▶ **Extracted records**
- - -
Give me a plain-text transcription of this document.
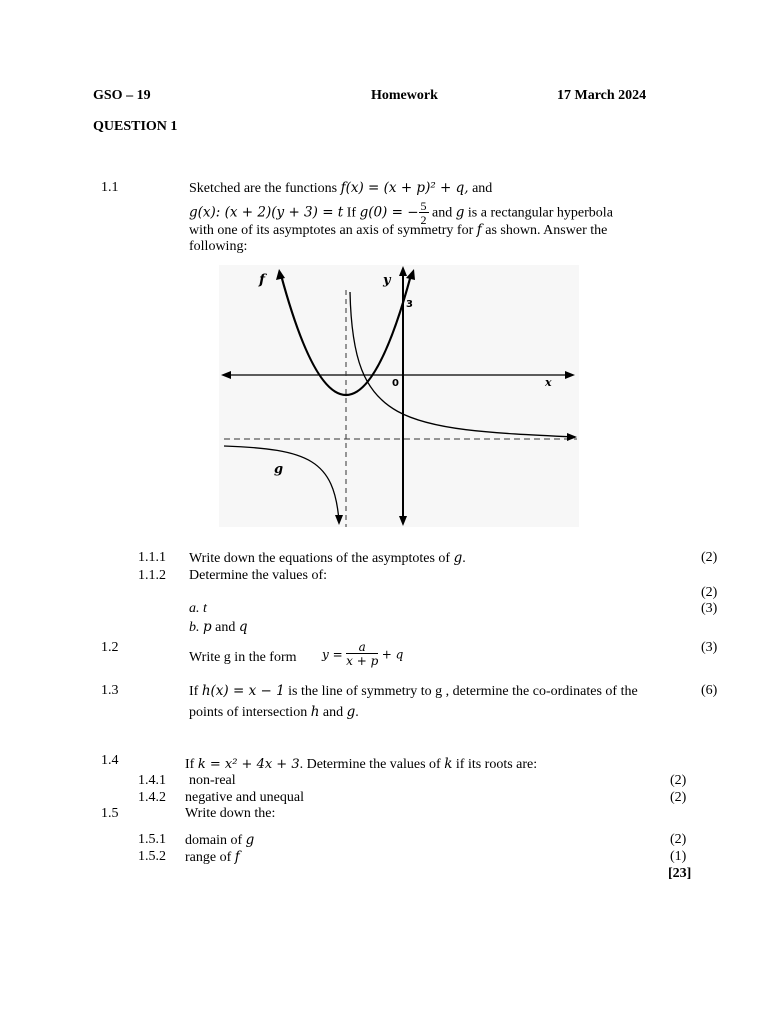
GSO – 19	Homework	17 March 2024
QUESTION 1
1.1	Sketched are the functions f(x) = (x + p)² + q, and
g(x): (x + 2)(y + 3) = t If g(0) = − $\frac{5}{2}$ and g is a rectangular hyperbola
with one of its asymptotes an axis of symmetry for f as shown. Answer the
following:
f	y
3
0	x
g
1.1.1 Write down the equations of the asymptotes of g.	(2)
1.1.2 Determine the values of:
(2)
a. t	(3)
b. p and q
1.2
Write g in the form $y = \frac{a}{x + p} + q$	(3)
1.3	If h(x) = x − 1 is the line of symmetry to g , determine the co-ordinates of the	(6)
points of intersection h and g.
1.4	If k = x² + 4x + 3. Determine the values of k if its roots are:
1.4.1 non-real	(2)
1.4.2 negative and unequal	(2)
1.5	Write down the:
1.5.1 domain of g	(2)
1.5.2 range of f	(1)
[23]
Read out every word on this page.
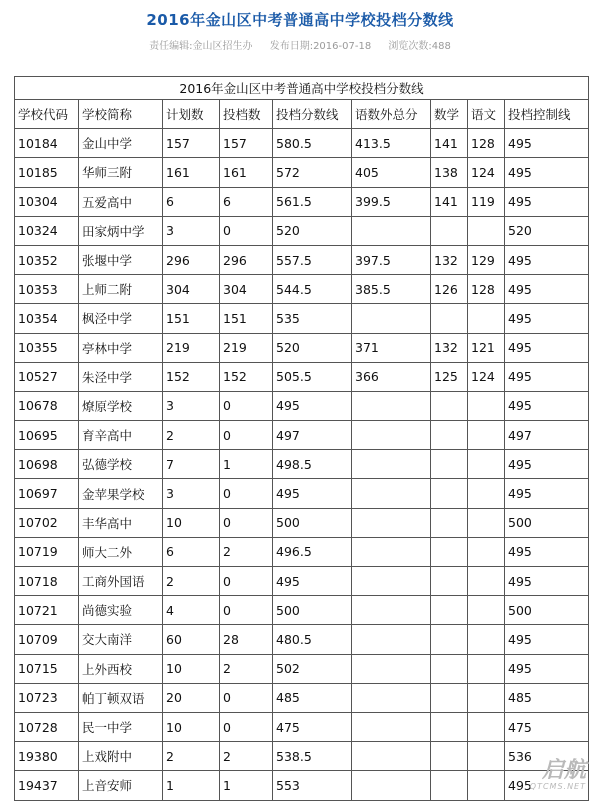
2016年金山区中考普通高中学校投档分数线
责任编辑:金山区招生办 发布日期:2016-07-18 浏览次数:488
2016年金山区中考普通高中学校投档分数线								
学校代码	学校简称	计划数	投档数	投档分数线	语数外总分	数学	语文	投档控制线
10184	金山中学	157	157	580.5	413.5	141	128	495
10185	华师三附	161	161	572	405	138	124	495
10304	五爱高中	6	6	561.5	399.5	141	119	495
10324	田家炳中学	3	0	520				520
10352	张堰中学	296	296	557.5	397.5	132	129	495
10353	上师二附	304	304	544.5	385.5	126	128	495
10354	枫泾中学	151	151	535				495
10355	亭林中学	219	219	520	371	132	121	495
10527	朱泾中学	152	152	505.5	366	125	124	495
10678	燎原学校	3	0	495				495
10695	育辛高中	2	0	497				497
10698	弘德学校	7	1	498.5				495
10697	金苹果学校	3	0	495				495
10702	丰华高中	10	0	500				500
10719	师大二外	6	2	496.5				495
10718	工商外国语	2	0	495				495
10721	尚德实验	4	0	500				500
10709	交大南洋	60	28	480.5				495
10715	上外西校	10	2	502				495
10723	帕丁顿双语	20	0	485				485
10728	民一中学	10	0	475				475
19380	上戏附中	2	2	538.5				536
19437	上音安师	1	1	553				495
启航
QTCMS.NET
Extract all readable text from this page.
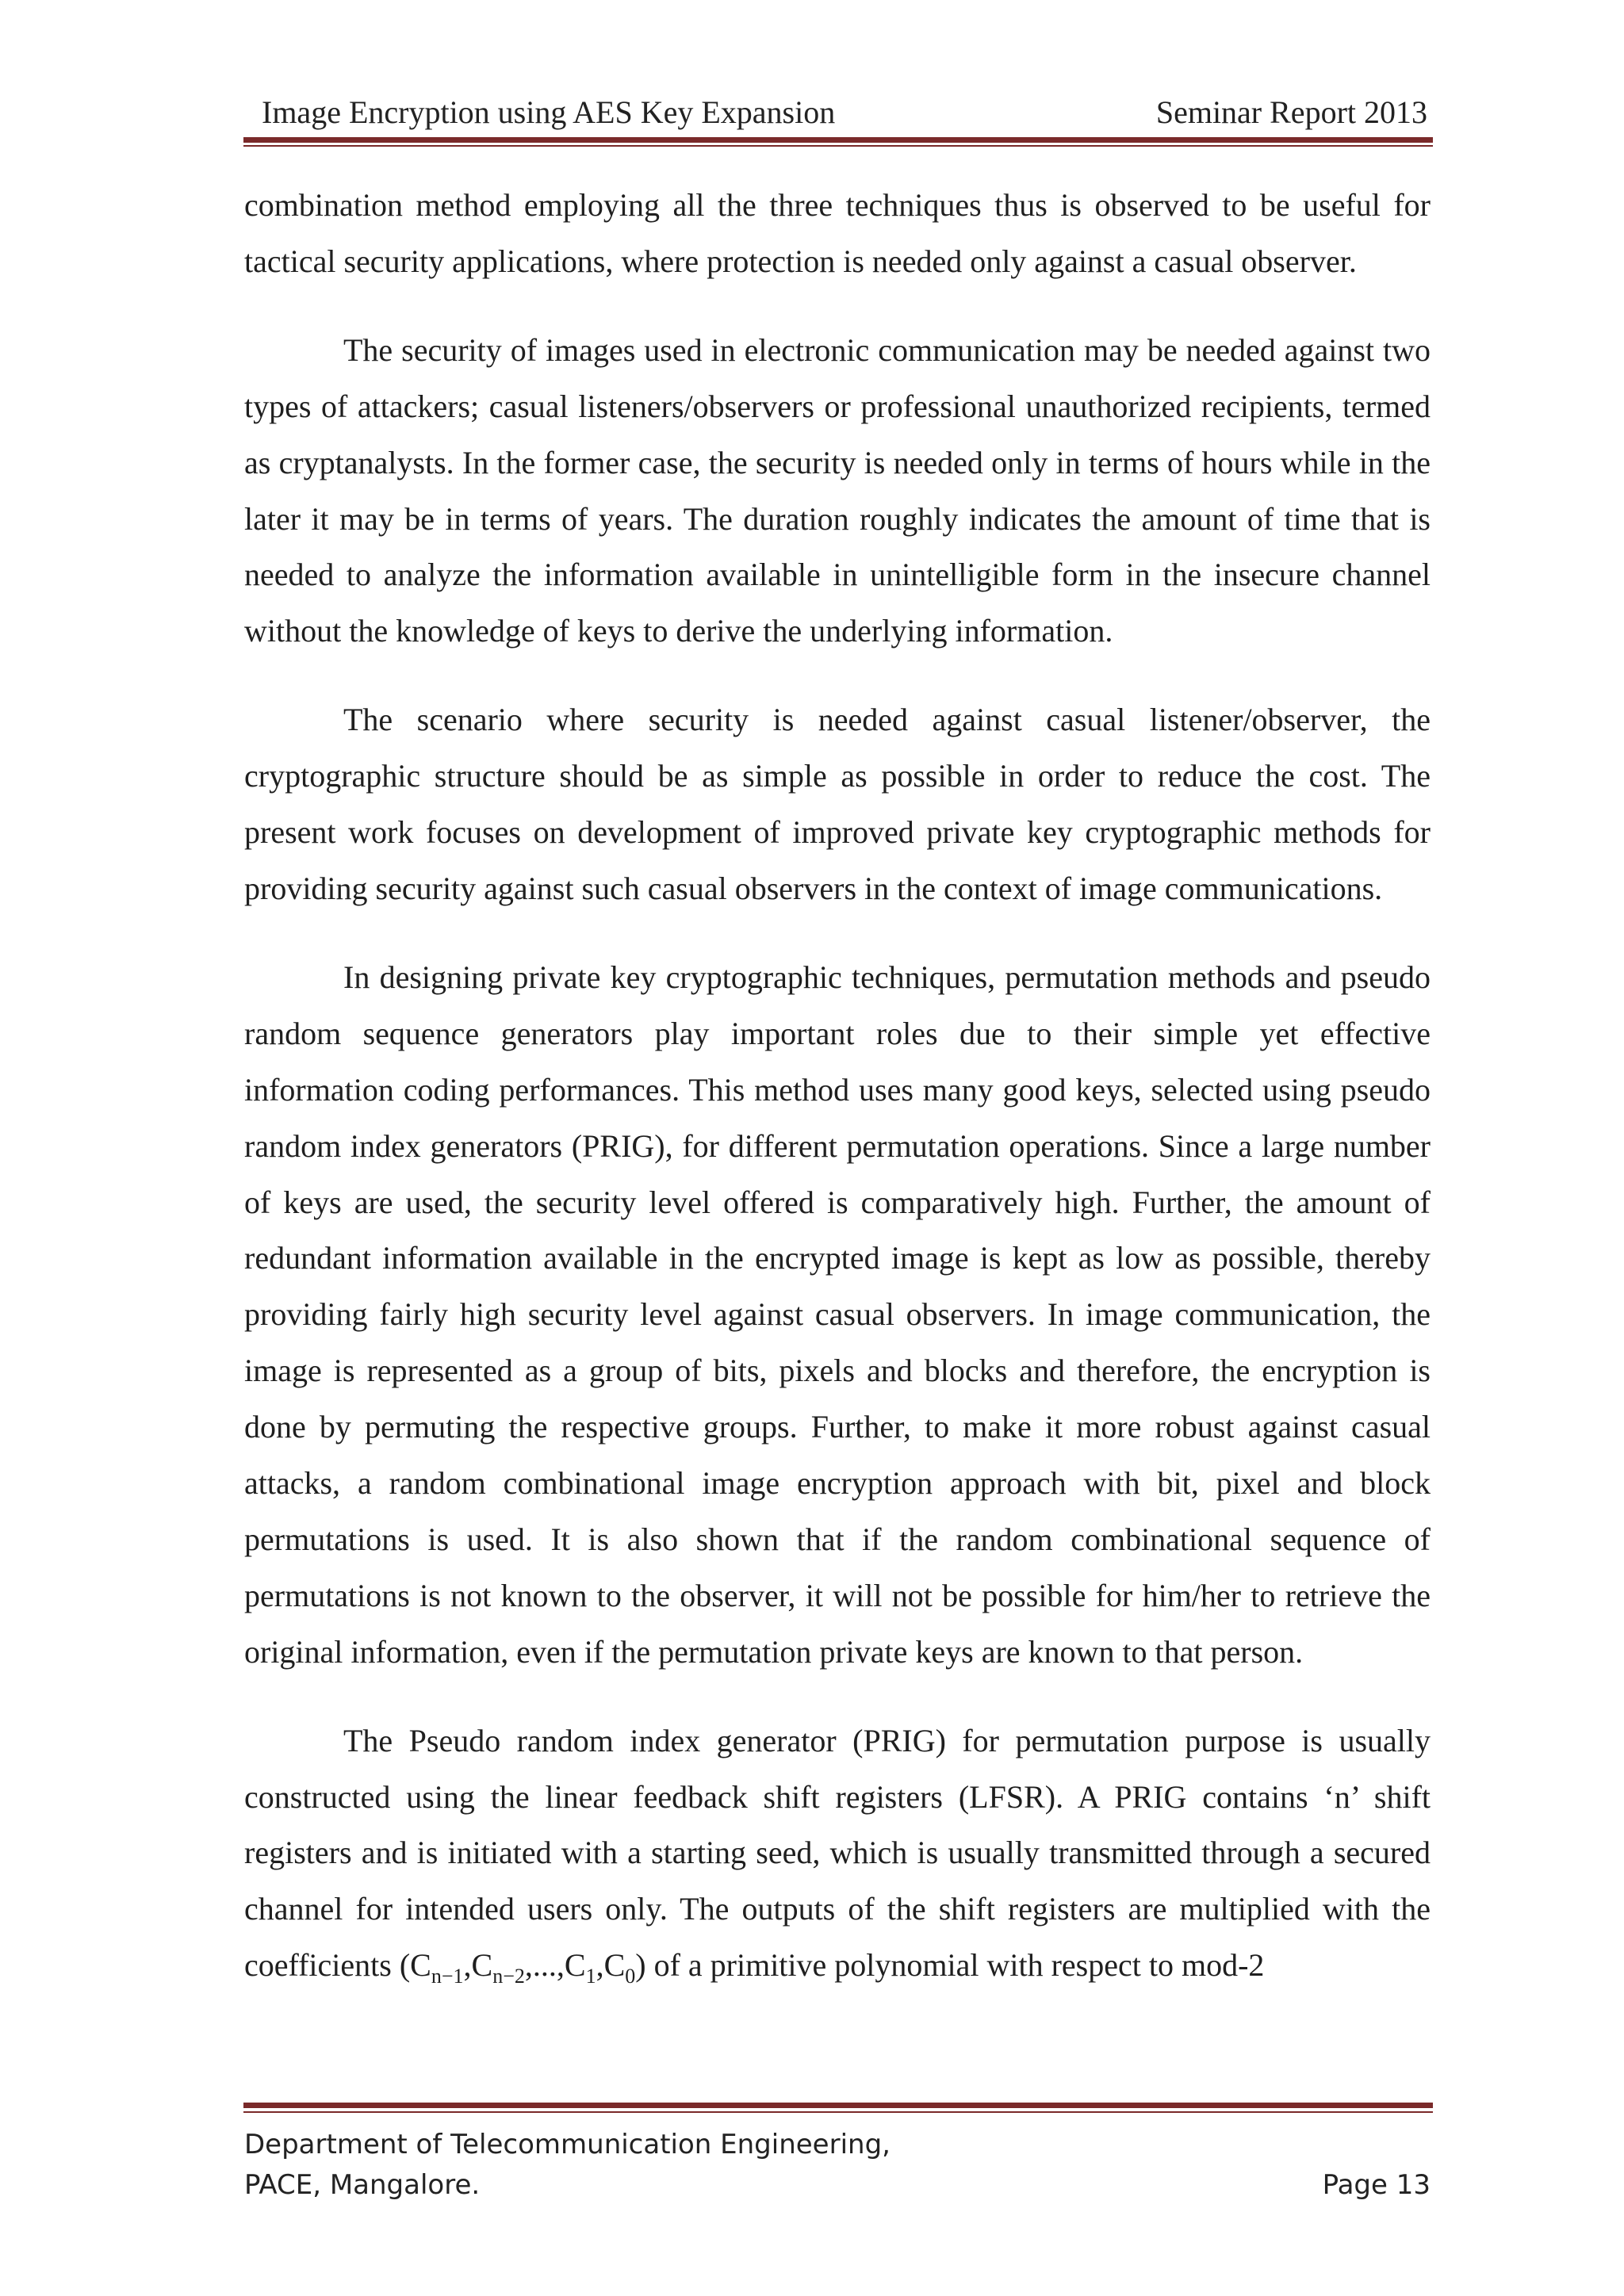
Image Encryption using AES Key Expansion	Seminar Report 2013

combination method employing all the three techniques thus is observed to be useful for tactical security applications, where protection is needed only against a casual observer.

The security of images used in electronic communication may be needed against two types of attackers; casual listeners/observers or professional unauthorized recipients, termed as cryptanalysts. In the former case, the security is needed only in terms of hours while in the later it may be in terms of years. The duration roughly indicates the amount of time that is needed to analyze the information available in unintelligible form in the insecure channel without the knowledge of keys to derive the underlying information.

The scenario where security is needed against casual listener/observer, the cryptographic structure should be as simple as possible in order to reduce the cost. The present work focuses on development of improved private key cryptographic methods for providing security against such casual observers in the context of image communications.

In designing private key cryptographic techniques, permutation methods and pseudo random sequence generators play important roles due to their simple yet effective information coding performances. This method uses many good keys, selected using pseudo random index generators (PRIG), for different permutation operations. Since a large number of keys are used, the security level offered is comparatively high. Further, the amount of redundant information available in the encrypted image is kept as low as possible, thereby providing fairly high security level against casual observers. In image communication, the image is represented as a group of bits, pixels and blocks and therefore, the encryption is done by permuting the respective groups. Further, to make it more robust against casual attacks, a random combinational image encryption approach with bit, pixel and block permutations is used. It is also shown that if the random combinational sequence of permutations is not known to the observer, it will not be possible for him/her to retrieve the original information, even if the permutation private keys are known to that person.

The Pseudo random index generator (PRIG) for permutation purpose is usually constructed using the linear feedback shift registers (LFSR). A PRIG contains ‘n’ shift registers and is initiated with a starting seed, which is usually transmitted through a secured channel for intended users only. The outputs of the shift registers are multiplied with the coefficients $(C_{n-1},C_{n-2},...,C_1,C_0)$ of a primitive polynomial with respect to mod-2

Department of Telecommunication Engineering,
PACE, Mangalore.	Page 13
- - -
▶ **Task**
Can you repeat every record above exactly, apart from the pictures?

▶ **Exercise response**
Give me a plain-text transcription of this document.
GSO – 19	Homework	17 March 2024
QUESTION 1
1.1	Sketched are the functions f(x) = (x + p)² + q, and
g(x): (x + 2)(y + 3) = t If g(0) = − $\frac{5}{2}$ and g is a rectangular hyperbola
with one of its asymptotes an axis of symmetry for f as shown. Answer the
following:
f	y
3
0	x
g
1.1.1 Write down the equations of the asymptotes of g.	(2)
1.1.2 Determine the values of:
(2)
a. t	(3)
b. p and q
1.2
Write g in the form $y = \frac{a}{x + p} + q$	(3)
1.3	If h(x) = x − 1 is the line of symmetry to g , determine the co-ordinates of the	(6)
points of intersection h and g.
1.4	If k = x² + 4x + 3. Determine the values of k if its roots are:
1.4.1 non-real	(2)
1.4.2 negative and unequal	(2)
1.5	Write down the:
1.5.1 domain of g	(2)
1.5.2 range of f	(1)
[23]
Read out every word on this page.
2016年金山区中考普通高中学校投档分数线
责任编辑:金山区招生办 发布日期:2016-07-18 浏览次数:488
2016年金山区中考普通高中学校投档分数线								
学校代码	学校简称	计划数	投档数	投档分数线	语数外总分	数学	语文	投档控制线
10184	金山中学	157	157	580.5	413.5	141	128	495
10185	华师三附	161	161	572	405	138	124	495
10304	五爱高中	6	6	561.5	399.5	141	119	495
10324	田家炳中学	3	0	520				520
10352	张堰中学	296	296	557.5	397.5	132	129	495
10353	上师二附	304	304	544.5	385.5	126	128	495
10354	枫泾中学	151	151	535				495
10355	亭林中学	219	219	520	371	132	121	495
10527	朱泾中学	152	152	505.5	366	125	124	495
10678	燎原学校	3	0	495				495
10695	育辛高中	2	0	497				497
10698	弘德学校	7	1	498.5				495
10697	金苹果学校	3	0	495				495
10702	丰华高中	10	0	500				500
10719	师大二外	6	2	496.5				495
10718	工商外国语	2	0	495				495
10721	尚德实验	4	0	500				500
10709	交大南洋	60	28	480.5				495
10715	上外西校	10	2	502				495
10723	帕丁顿双语	20	0	485				485
10728	民一中学	10	0	475				475
19380	上戏附中	2	2	538.5				536
19437	上音安师	1	1	553				495
启航
QTCMS.NET
Extract all readable text from this page.
Image Encryption using AES Key Expansion	Seminar Report 2013

combination method employing all the three techniques thus is observed to be useful for tactical security applications, where protection is needed only against a casual observer.

The security of images used in electronic communication may be needed against two types of attackers; casual listeners/observers or professional unauthorized recipients, termed as cryptanalysts. In the former case, the security is needed only in terms of hours while in the later it may be in terms of years. The duration roughly indicates the amount of time that is needed to analyze the information available in unintelligible form in the insecure channel without the knowledge of keys to derive the underlying information.

The scenario where security is needed against casual listener/observer, the cryptographic structure should be as simple as possible in order to reduce the cost. The present work focuses on development of improved private key cryptographic methods for providing security against such casual observers in the context of image communications.

In designing private key cryptographic techniques, permutation methods and pseudo random sequence generators play important roles due to their simple yet effective information coding performances. This method uses many good keys, selected using pseudo random index generators (PRIG), for different permutation operations. Since a large number of keys are used, the security level offered is comparatively high. Further, the amount of redundant information available in the encrypted image is kept as low as possible, thereby providing fairly high security level against casual observers. In image communication, the image is represented as a group of bits, pixels and blocks and therefore, the encryption is done by permuting the respective groups. Further, to make it more robust against casual attacks, a random combinational image encryption approach with bit, pixel and block permutations is used. It is also shown that if the random combinational sequence of permutations is not known to the observer, it will not be possible for him/her to retrieve the original information, even if the permutation private keys are known to that person.

The Pseudo random index generator (PRIG) for permutation purpose is usually constructed using the linear feedback shift registers (LFSR). A PRIG contains ‘n’ shift registers and is initiated with a starting seed, which is usually transmitted through a secured channel for intended users only. The outputs of the shift registers are multiplied with the coefficients $(C_{n-1},C_{n-2},...,C_1,C_0)$ of a primitive polynomial with respect to mod-2

Department of Telecommunication Engineering,
PACE, Mangalore.	Page 13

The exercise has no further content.